The request:
Return only the number of lines in the entries below that hold the word "within".

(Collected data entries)
— START —

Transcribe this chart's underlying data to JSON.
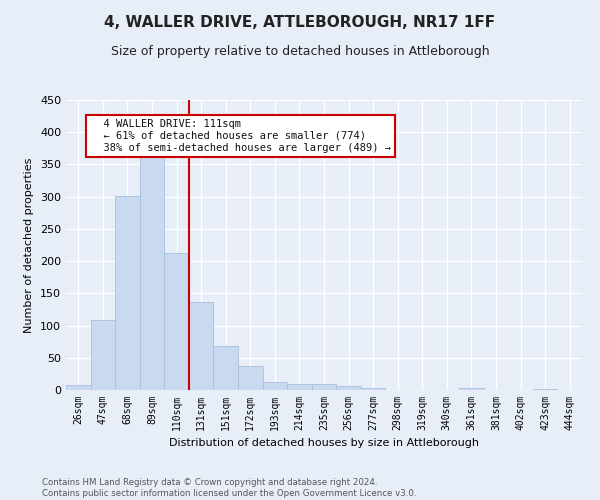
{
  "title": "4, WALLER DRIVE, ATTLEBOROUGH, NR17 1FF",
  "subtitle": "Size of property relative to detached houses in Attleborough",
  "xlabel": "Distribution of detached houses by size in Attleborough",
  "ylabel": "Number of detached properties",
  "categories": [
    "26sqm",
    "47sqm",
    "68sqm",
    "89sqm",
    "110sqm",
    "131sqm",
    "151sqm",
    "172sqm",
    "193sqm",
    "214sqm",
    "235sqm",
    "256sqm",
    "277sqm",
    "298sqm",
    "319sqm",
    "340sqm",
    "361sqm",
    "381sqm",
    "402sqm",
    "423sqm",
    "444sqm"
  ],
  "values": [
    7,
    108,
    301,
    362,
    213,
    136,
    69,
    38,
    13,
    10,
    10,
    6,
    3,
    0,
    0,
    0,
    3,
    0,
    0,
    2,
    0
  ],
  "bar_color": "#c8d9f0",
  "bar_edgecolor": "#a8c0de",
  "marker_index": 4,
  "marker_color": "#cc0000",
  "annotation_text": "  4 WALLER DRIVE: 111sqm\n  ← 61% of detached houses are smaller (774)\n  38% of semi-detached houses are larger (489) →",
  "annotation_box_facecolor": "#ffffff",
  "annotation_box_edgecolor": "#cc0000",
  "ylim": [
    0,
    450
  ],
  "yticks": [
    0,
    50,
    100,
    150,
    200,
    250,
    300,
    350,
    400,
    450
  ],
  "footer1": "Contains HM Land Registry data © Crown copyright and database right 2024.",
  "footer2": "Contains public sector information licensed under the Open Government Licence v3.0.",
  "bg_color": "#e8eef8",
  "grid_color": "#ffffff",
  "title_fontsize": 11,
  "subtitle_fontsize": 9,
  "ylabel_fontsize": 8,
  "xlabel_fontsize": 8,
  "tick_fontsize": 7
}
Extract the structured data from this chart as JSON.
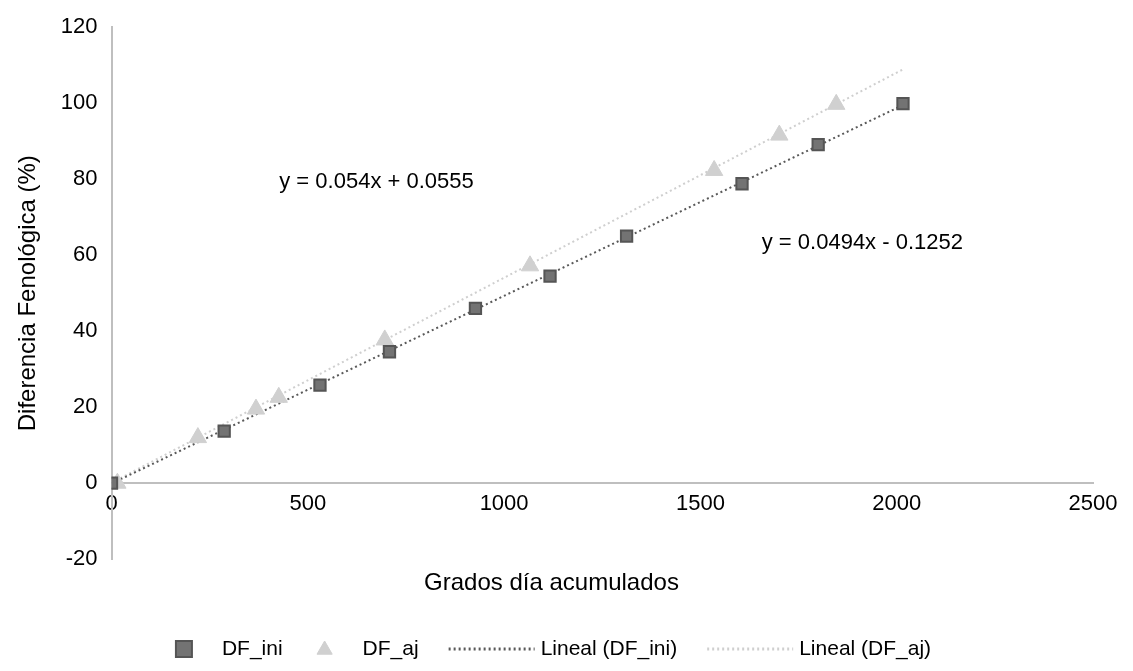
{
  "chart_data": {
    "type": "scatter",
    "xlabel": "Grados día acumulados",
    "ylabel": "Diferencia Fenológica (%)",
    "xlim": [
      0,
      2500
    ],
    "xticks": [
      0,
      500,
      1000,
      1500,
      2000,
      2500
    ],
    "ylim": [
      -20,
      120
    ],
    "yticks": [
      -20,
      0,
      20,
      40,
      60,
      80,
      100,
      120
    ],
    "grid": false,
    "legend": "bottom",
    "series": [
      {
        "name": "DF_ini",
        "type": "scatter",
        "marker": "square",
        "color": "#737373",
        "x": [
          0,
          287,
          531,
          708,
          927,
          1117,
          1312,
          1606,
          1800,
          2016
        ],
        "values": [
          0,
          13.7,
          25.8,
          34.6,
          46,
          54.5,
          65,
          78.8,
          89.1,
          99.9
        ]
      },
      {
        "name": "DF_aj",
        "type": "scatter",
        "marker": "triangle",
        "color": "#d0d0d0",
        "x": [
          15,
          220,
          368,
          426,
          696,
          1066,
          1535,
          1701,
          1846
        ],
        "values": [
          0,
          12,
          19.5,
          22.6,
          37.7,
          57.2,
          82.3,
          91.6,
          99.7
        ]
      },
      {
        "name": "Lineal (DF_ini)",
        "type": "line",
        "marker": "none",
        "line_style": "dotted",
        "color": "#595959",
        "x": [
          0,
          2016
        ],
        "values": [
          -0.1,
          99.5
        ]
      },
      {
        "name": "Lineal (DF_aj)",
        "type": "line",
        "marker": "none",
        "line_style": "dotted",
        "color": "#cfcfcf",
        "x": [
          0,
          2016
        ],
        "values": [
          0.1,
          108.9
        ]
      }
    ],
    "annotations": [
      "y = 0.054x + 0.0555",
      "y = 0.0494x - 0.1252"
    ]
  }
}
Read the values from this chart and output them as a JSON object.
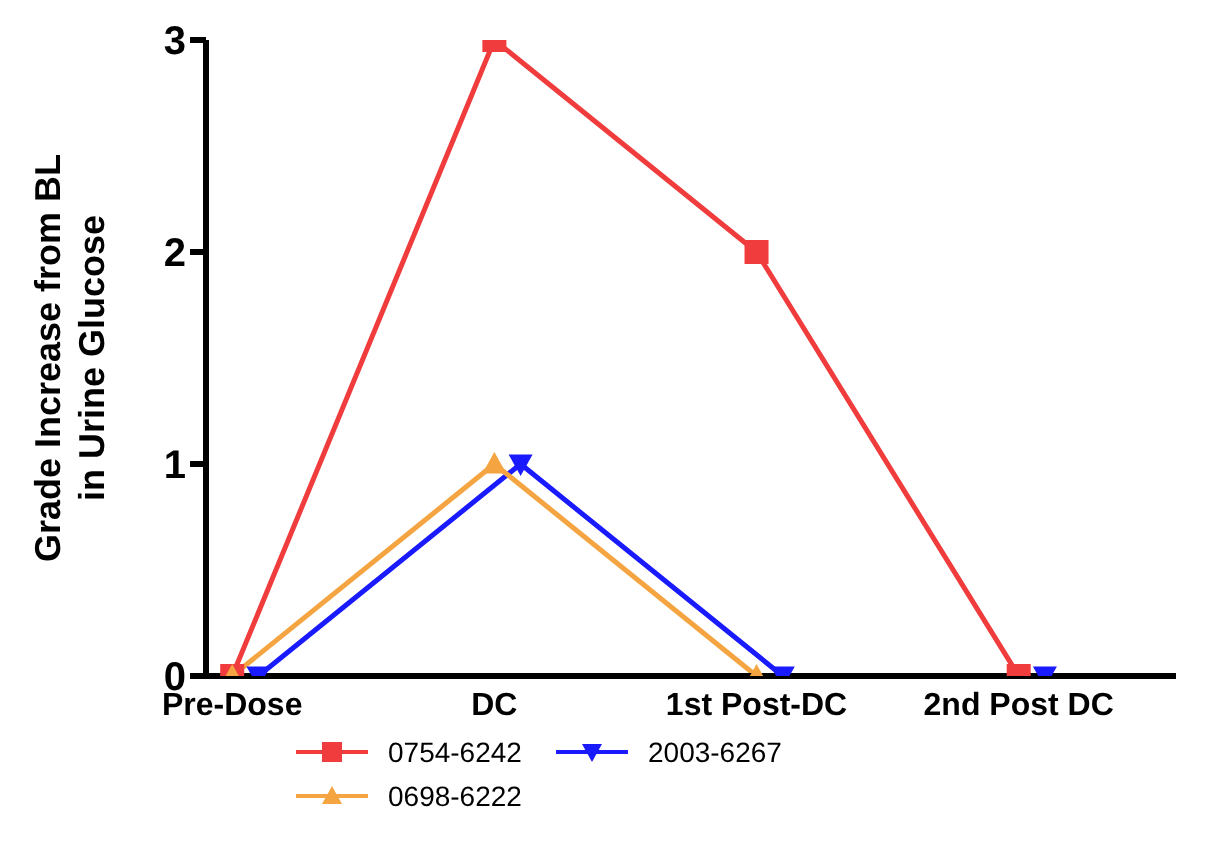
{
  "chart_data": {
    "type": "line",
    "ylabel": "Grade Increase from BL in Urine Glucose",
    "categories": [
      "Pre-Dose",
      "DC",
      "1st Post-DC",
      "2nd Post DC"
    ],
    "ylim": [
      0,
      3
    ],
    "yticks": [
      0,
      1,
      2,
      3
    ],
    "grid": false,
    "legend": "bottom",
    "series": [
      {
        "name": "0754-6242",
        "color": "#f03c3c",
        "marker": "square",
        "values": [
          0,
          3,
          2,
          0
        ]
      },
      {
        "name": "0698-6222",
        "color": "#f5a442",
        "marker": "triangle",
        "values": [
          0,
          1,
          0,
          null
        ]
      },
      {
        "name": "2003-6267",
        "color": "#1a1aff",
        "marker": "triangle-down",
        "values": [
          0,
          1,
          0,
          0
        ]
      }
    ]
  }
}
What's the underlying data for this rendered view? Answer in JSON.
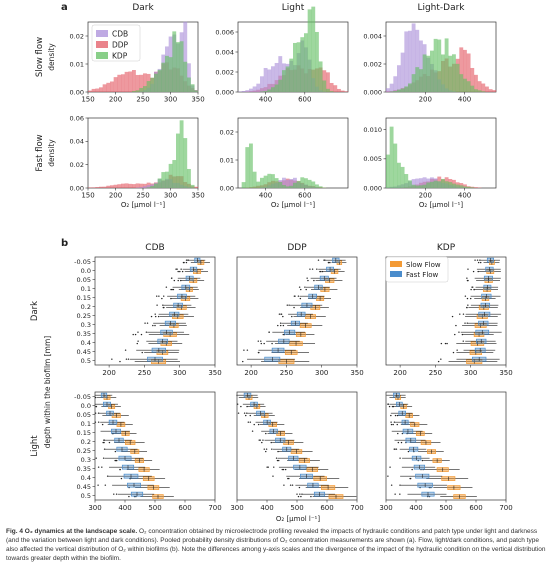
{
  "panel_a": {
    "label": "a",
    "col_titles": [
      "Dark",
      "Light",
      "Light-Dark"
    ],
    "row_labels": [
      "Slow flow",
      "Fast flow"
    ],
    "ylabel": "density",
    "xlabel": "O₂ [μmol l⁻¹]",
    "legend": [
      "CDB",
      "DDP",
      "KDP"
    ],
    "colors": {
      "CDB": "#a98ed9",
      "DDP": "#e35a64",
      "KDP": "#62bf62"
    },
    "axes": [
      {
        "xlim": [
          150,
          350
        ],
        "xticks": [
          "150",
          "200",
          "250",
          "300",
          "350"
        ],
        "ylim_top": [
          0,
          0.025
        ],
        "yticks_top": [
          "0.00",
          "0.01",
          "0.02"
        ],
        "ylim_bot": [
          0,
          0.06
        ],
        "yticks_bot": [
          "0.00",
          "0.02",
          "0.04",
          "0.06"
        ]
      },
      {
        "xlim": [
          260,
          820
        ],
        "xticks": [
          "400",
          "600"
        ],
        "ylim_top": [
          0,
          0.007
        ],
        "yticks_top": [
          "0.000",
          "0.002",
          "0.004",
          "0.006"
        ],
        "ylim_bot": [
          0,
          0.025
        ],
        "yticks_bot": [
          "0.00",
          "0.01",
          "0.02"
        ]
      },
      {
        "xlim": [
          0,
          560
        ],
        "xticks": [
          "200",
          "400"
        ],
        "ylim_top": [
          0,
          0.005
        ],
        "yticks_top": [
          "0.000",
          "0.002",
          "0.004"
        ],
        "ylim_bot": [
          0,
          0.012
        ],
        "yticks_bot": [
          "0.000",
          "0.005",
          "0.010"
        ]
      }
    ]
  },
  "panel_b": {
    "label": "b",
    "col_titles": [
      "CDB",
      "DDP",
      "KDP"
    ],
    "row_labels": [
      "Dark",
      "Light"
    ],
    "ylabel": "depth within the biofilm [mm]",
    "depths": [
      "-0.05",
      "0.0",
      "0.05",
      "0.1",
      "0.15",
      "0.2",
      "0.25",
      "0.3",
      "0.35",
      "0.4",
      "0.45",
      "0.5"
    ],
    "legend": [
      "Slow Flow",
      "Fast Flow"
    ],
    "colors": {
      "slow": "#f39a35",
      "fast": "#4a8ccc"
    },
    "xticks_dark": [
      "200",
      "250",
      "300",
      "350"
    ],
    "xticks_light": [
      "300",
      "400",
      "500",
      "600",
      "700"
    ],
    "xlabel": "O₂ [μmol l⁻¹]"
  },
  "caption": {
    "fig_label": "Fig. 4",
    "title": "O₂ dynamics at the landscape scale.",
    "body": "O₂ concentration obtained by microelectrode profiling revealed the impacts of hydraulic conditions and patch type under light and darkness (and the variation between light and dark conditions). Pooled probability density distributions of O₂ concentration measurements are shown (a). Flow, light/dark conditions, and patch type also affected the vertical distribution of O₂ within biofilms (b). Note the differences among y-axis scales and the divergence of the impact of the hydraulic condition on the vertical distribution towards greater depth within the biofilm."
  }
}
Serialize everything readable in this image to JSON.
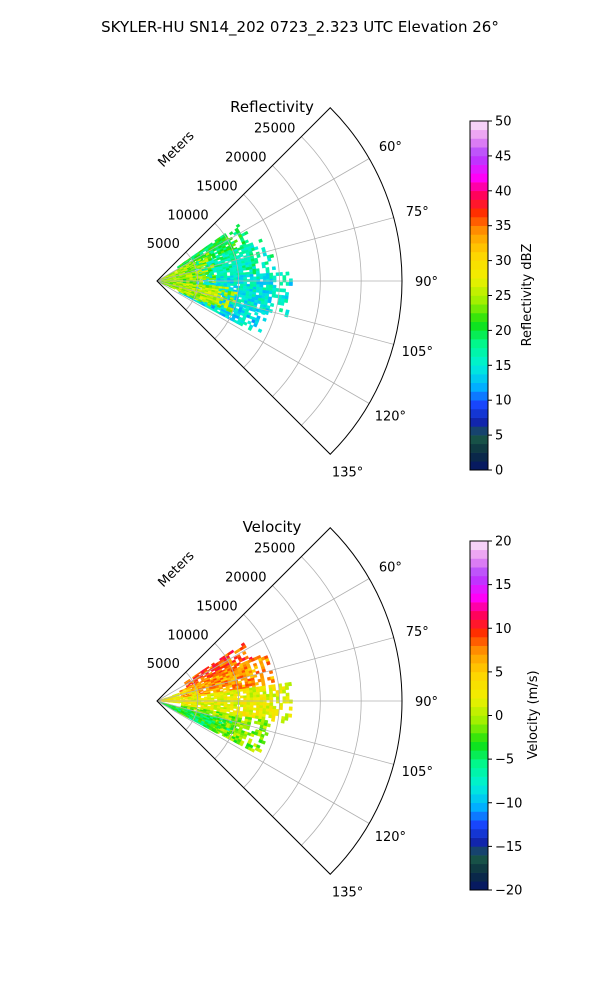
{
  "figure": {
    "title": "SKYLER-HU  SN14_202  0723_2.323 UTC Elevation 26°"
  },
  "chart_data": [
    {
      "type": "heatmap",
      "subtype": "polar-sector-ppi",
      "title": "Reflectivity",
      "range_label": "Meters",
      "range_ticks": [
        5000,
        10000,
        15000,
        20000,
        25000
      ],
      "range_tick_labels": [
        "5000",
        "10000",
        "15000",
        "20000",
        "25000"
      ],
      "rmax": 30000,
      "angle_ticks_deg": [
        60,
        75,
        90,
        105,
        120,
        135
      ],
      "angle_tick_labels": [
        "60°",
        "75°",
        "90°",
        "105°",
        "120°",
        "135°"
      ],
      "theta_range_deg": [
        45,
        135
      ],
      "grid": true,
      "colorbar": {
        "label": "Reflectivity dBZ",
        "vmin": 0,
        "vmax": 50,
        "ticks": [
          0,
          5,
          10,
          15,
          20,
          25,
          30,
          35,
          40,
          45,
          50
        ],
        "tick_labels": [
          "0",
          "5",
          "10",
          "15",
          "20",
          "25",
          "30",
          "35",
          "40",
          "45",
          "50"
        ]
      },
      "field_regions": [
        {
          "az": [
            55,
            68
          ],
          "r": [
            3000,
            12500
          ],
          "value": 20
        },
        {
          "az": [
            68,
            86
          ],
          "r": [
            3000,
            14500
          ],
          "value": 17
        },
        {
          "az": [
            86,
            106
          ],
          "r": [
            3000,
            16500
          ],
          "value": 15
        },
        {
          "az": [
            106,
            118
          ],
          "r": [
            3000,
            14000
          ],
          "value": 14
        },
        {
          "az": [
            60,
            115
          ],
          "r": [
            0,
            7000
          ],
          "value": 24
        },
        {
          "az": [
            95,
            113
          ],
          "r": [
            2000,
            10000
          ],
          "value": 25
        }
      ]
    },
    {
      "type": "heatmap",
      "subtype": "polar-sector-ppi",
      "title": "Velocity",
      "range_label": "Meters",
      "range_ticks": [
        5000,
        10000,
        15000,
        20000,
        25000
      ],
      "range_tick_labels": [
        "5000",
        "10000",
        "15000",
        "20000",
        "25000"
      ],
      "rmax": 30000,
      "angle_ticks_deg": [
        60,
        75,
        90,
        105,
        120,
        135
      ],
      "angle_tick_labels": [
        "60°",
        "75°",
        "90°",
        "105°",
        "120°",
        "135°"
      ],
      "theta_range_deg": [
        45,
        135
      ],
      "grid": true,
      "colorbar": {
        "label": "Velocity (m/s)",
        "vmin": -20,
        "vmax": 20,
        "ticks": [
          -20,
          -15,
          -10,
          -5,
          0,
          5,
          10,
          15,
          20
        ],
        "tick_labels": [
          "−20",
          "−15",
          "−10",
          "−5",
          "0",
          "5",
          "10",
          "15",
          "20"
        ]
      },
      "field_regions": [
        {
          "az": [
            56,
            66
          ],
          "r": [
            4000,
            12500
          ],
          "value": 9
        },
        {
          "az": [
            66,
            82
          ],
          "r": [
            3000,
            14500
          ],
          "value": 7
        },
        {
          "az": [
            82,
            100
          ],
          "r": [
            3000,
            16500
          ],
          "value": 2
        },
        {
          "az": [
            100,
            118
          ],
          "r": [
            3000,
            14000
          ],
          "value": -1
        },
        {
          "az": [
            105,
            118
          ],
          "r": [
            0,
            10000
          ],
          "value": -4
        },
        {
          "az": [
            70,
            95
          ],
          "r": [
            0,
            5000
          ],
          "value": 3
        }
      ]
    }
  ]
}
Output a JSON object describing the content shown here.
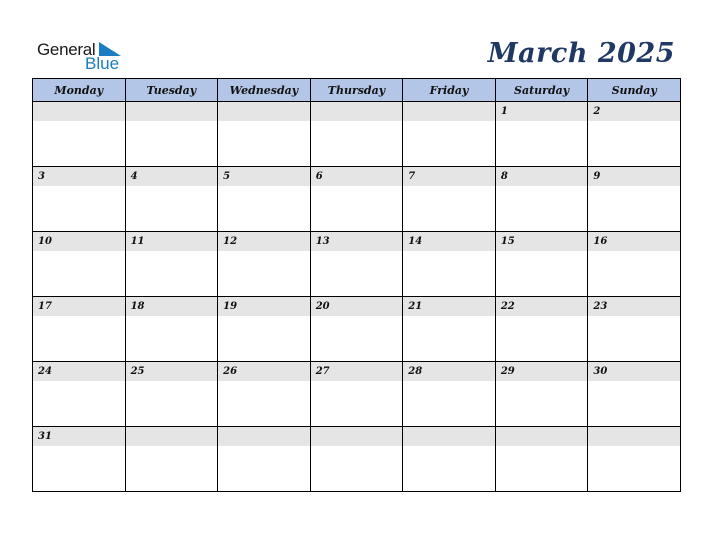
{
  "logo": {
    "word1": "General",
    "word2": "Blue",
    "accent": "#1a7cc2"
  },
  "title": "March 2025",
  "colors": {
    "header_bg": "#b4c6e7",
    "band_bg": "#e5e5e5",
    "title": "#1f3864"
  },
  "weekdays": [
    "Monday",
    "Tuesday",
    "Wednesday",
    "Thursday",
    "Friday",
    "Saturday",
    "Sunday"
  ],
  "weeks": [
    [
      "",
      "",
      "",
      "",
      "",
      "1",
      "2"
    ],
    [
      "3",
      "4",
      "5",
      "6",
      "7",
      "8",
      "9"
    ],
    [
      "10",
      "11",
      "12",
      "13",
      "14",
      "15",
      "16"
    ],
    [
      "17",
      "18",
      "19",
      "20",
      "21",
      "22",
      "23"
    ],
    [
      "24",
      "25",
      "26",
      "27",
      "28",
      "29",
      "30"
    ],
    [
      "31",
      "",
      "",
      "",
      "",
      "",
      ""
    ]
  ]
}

— END —

Solution to the exercise:
2